* START *
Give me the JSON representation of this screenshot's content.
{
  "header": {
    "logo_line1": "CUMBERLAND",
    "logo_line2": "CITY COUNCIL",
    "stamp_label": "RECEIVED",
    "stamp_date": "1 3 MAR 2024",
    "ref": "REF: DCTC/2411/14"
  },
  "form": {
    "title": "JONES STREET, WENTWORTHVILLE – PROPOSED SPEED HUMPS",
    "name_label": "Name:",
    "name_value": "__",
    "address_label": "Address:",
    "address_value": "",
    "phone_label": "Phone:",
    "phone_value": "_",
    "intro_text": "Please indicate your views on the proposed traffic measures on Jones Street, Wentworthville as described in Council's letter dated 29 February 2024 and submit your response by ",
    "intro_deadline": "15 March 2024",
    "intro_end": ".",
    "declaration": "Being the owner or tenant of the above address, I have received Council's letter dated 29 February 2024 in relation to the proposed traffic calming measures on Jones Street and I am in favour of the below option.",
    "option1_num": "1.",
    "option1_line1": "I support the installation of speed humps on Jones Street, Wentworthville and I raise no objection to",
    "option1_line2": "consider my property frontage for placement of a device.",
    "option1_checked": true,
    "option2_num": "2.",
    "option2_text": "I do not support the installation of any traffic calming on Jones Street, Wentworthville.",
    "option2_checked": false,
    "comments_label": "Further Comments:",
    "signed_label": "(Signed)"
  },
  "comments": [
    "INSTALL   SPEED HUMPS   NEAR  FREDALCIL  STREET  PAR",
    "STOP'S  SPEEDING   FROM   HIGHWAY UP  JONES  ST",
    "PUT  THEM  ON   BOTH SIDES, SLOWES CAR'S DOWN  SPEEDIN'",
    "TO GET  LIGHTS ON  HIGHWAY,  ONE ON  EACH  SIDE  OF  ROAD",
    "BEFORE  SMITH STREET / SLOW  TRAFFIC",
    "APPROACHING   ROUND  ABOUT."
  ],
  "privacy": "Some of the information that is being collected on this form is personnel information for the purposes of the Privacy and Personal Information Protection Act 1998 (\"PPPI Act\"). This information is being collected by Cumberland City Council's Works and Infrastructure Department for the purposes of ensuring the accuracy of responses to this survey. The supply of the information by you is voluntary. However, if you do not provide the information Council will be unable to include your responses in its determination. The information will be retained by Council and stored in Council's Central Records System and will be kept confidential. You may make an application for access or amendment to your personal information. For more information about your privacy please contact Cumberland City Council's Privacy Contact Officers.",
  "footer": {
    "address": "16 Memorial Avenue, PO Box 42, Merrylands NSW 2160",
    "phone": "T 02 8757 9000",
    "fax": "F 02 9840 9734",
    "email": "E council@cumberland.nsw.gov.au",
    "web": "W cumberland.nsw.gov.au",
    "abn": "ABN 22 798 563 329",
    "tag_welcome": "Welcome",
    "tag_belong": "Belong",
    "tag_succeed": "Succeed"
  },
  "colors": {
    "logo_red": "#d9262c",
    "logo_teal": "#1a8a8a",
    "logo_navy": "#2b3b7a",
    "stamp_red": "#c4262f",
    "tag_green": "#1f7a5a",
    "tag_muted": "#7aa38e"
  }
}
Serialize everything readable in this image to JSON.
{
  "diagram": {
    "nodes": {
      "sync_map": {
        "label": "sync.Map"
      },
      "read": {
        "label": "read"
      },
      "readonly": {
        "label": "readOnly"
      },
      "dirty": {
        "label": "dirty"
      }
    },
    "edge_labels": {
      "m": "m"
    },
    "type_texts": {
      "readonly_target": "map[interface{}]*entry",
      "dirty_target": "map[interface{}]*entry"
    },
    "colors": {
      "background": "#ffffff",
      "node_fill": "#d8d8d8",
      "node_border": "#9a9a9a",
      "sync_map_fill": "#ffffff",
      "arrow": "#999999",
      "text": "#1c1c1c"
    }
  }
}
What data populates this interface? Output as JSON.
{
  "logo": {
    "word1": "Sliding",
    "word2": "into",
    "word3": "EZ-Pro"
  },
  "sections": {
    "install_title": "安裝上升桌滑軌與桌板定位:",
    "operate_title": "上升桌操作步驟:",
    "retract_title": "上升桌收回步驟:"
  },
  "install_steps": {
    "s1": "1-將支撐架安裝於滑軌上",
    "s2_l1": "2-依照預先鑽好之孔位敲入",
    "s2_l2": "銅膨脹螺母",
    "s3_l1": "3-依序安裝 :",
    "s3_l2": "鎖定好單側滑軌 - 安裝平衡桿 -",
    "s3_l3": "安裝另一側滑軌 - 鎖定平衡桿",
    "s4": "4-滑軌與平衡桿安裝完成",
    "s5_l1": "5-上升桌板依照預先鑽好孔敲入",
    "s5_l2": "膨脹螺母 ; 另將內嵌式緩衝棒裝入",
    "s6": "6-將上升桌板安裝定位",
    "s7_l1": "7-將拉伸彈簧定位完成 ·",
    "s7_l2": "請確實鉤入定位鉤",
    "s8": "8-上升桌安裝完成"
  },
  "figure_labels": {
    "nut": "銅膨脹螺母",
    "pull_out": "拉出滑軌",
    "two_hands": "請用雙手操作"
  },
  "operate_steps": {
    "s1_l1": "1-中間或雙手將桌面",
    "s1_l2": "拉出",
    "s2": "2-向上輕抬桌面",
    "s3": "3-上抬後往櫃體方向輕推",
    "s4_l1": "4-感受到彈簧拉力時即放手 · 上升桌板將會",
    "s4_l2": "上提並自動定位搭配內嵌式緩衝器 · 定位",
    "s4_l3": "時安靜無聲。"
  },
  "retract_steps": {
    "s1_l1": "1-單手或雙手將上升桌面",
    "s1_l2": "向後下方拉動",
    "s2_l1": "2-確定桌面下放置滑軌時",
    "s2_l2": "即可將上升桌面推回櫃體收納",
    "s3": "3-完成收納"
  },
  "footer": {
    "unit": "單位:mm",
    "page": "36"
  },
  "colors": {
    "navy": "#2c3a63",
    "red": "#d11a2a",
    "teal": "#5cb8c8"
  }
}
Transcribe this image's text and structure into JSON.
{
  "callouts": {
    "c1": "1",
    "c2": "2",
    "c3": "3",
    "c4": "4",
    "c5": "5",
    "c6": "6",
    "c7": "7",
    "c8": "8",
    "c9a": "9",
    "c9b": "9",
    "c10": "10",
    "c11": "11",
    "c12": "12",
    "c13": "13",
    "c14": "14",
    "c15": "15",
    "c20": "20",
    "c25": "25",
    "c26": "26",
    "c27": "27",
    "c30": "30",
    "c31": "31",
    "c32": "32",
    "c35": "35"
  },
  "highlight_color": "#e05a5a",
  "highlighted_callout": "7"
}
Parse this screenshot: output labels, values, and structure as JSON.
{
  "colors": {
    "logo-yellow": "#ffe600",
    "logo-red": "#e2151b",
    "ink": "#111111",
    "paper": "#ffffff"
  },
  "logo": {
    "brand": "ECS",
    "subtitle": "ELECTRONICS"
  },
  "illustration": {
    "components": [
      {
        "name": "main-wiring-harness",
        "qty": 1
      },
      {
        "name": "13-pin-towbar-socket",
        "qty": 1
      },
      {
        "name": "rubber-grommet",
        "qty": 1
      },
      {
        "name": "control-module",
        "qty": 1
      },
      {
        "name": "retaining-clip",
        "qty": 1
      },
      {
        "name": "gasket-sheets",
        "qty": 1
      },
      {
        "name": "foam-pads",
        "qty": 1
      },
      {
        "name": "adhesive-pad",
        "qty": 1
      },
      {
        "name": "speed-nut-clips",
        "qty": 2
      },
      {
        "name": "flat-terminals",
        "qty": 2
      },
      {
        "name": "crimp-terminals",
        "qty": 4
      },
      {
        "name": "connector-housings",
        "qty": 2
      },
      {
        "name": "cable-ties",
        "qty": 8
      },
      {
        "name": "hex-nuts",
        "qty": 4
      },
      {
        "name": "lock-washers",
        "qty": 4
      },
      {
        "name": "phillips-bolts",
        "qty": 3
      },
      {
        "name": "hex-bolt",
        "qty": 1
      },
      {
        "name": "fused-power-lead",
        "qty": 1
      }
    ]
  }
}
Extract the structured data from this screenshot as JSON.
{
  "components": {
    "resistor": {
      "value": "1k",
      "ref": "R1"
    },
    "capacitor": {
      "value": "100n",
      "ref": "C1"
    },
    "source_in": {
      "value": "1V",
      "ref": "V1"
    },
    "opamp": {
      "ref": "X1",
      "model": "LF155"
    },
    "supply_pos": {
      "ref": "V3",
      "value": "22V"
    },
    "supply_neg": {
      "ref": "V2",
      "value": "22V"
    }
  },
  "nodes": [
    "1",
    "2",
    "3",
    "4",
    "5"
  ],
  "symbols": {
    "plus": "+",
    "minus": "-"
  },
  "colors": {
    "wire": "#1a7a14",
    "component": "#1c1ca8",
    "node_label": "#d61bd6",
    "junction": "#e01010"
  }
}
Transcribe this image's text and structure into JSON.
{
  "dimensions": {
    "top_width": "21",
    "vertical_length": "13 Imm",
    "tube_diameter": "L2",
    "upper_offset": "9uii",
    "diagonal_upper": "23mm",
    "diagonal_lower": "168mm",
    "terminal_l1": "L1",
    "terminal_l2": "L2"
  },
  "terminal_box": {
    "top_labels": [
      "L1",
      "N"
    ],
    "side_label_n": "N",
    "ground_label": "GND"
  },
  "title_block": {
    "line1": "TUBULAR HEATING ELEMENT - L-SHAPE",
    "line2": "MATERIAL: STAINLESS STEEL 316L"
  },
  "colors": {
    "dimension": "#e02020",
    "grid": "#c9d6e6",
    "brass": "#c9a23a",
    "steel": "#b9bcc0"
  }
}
* END *
Scan the entries above for the word "installation" and collect each line holding it.

    "option1_line1": "I support the installation of speed humps on Jones Street, Wentworthville and I raise no objection to",
    "option2_text": "I do not support the installation of any traffic calming on Jones Street, Wentworthville.",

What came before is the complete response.